● Task brief: Go through the entries below and count the lines holding the word "Bomba". Reply with only the number, please.
═════ Data for the task
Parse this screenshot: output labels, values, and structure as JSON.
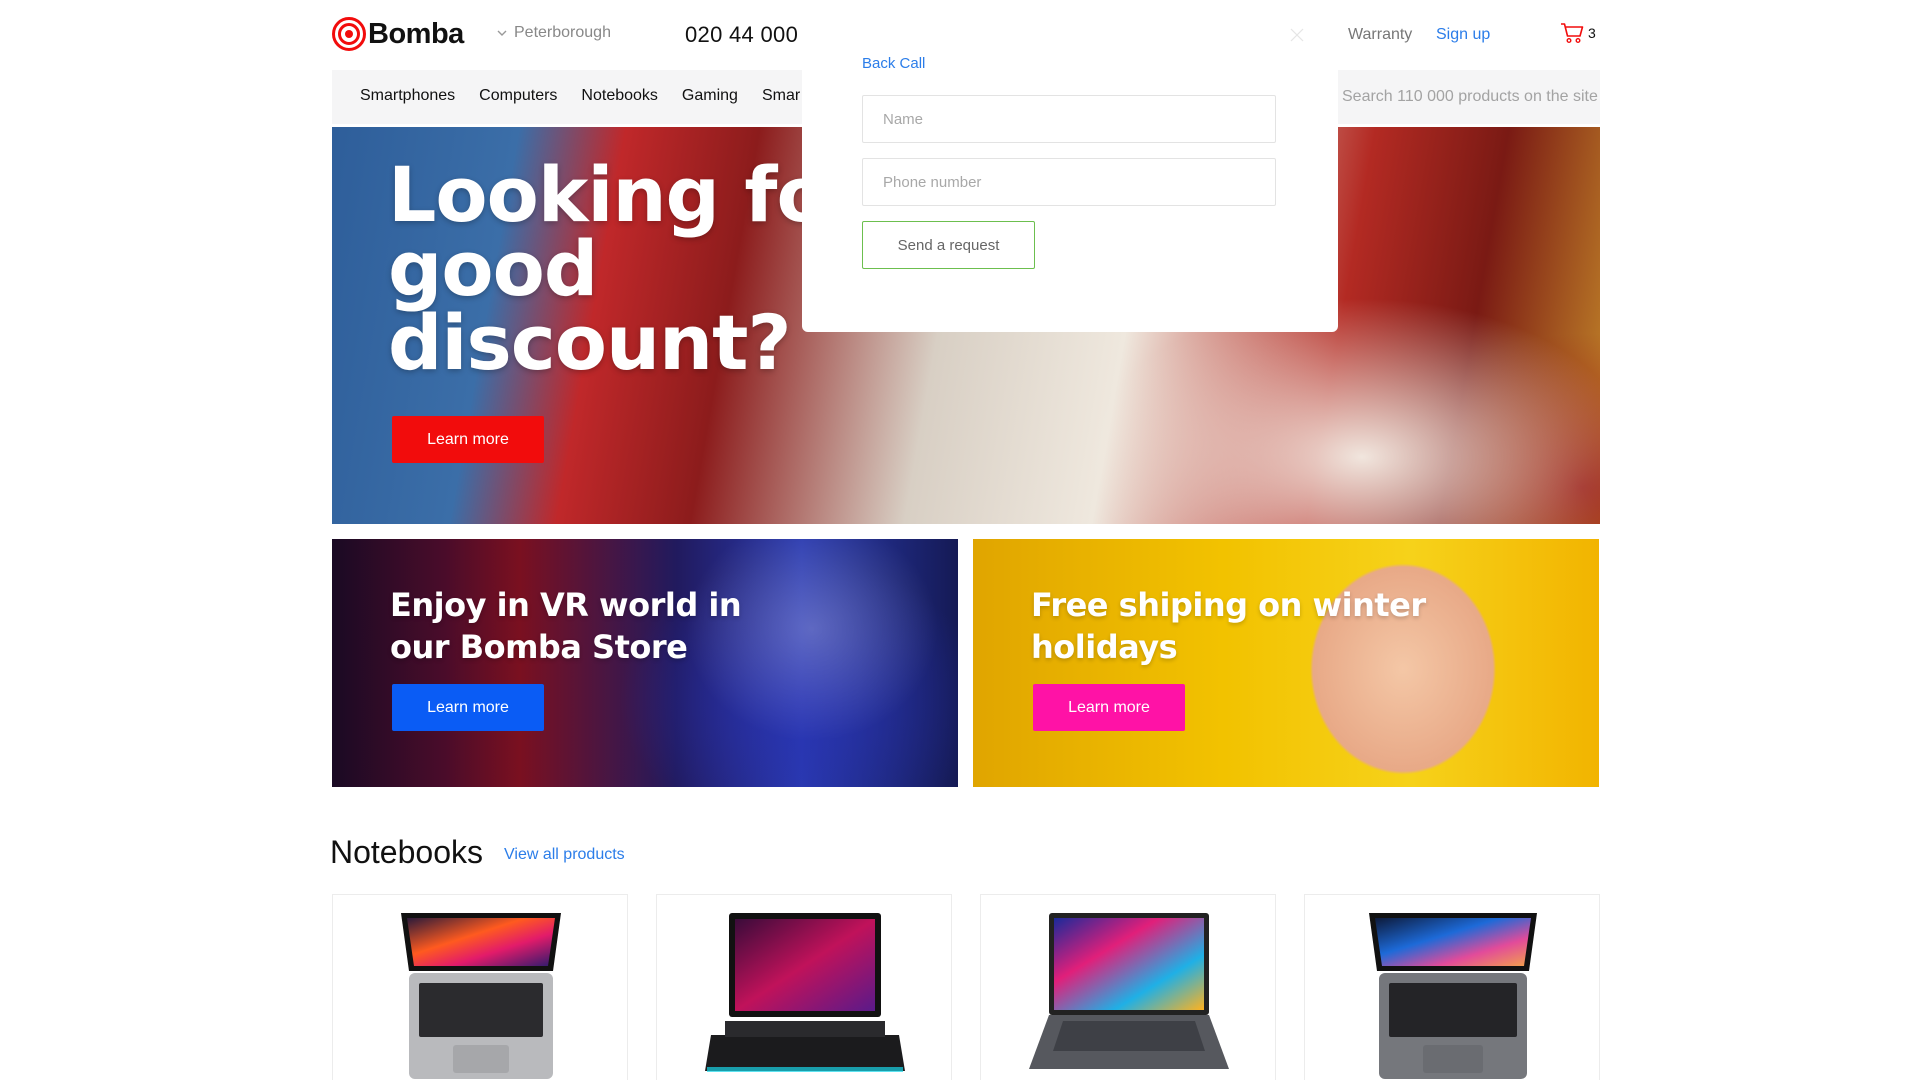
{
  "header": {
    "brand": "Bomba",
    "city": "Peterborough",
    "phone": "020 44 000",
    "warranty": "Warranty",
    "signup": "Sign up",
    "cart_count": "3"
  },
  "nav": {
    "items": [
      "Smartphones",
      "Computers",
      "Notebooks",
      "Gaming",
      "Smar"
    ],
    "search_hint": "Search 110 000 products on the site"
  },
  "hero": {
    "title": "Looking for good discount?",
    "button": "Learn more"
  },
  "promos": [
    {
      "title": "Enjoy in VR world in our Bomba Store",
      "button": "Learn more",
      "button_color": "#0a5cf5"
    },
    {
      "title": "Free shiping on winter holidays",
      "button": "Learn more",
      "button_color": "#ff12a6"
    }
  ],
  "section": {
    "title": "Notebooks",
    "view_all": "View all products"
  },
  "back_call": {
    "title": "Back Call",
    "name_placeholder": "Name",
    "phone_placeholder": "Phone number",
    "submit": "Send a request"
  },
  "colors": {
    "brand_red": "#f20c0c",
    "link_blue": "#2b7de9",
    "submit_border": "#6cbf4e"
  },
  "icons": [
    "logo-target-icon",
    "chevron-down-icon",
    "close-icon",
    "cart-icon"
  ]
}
══════════
● Response to this exercise: 2